(Request) In the listing below, locate the lines bearing the word "Rose". Copy every one of them.

--- Provided records ---

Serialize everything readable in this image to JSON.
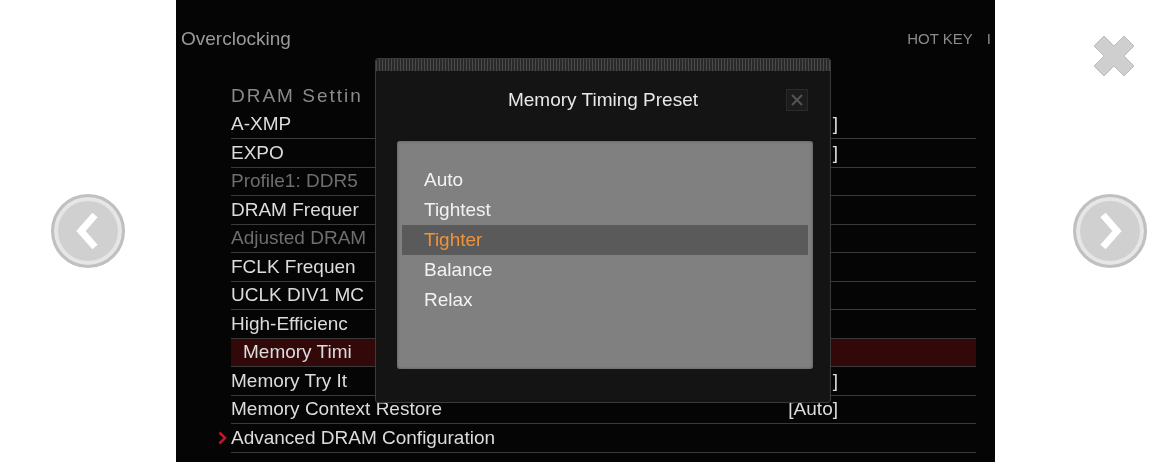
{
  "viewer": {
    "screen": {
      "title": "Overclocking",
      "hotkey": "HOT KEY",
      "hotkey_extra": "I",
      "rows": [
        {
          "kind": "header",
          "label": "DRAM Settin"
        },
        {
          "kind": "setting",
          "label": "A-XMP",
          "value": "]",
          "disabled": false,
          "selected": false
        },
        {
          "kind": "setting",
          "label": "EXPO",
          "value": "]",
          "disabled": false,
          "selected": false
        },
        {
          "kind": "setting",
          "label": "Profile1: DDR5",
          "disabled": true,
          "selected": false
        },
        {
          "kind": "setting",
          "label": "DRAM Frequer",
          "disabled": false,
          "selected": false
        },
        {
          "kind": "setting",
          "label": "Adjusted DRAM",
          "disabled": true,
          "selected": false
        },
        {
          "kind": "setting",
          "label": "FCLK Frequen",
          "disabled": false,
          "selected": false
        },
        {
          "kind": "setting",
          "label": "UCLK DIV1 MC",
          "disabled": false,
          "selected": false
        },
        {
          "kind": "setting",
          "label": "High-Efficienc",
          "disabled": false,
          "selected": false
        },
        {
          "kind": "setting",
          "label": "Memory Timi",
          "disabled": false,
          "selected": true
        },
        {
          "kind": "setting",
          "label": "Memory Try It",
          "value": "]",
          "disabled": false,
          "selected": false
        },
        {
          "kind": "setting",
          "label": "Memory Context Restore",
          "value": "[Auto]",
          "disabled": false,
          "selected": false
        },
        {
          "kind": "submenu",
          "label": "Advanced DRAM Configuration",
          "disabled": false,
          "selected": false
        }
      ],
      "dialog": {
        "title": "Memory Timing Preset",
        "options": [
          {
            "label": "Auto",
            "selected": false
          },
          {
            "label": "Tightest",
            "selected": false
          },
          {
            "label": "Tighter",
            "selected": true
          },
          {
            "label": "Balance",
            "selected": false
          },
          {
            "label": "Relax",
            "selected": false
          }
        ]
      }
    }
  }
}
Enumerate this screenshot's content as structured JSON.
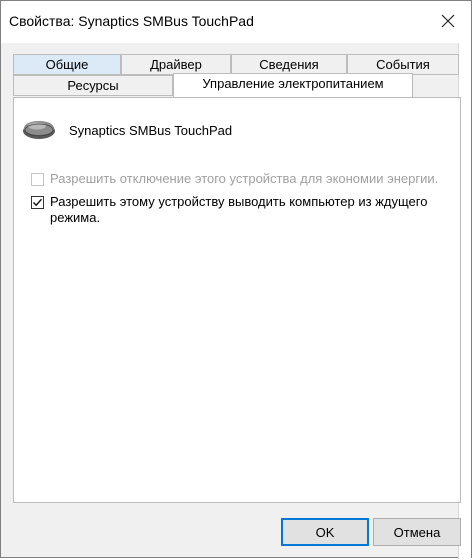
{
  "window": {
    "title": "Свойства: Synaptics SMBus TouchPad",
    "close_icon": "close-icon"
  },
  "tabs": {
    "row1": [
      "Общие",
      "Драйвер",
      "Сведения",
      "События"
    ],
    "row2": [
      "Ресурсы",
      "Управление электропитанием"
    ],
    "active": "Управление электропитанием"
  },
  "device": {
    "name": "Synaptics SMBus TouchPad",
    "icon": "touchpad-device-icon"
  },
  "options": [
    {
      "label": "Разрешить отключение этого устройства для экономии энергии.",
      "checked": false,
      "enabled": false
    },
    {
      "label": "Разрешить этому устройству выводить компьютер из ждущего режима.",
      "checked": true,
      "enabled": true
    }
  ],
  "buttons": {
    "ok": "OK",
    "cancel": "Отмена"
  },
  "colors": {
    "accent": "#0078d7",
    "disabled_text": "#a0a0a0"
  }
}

---
--- Provided records ---

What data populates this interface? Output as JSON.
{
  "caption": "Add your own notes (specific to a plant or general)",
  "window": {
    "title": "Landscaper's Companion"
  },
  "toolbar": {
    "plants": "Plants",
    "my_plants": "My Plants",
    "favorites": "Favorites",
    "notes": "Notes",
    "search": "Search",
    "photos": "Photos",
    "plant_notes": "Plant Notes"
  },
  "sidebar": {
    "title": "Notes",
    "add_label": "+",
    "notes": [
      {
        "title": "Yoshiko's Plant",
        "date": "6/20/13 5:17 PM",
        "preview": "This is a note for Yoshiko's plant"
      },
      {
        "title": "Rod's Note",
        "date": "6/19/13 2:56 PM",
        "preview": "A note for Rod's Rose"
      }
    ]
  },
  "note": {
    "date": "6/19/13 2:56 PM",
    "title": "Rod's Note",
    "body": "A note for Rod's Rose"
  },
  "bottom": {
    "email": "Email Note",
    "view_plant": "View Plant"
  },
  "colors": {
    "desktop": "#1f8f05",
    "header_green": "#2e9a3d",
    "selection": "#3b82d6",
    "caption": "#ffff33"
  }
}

---

(Exercise result)
        "preview": "A note for Rod's Rose"
    "body": "A note for Rod's Rose"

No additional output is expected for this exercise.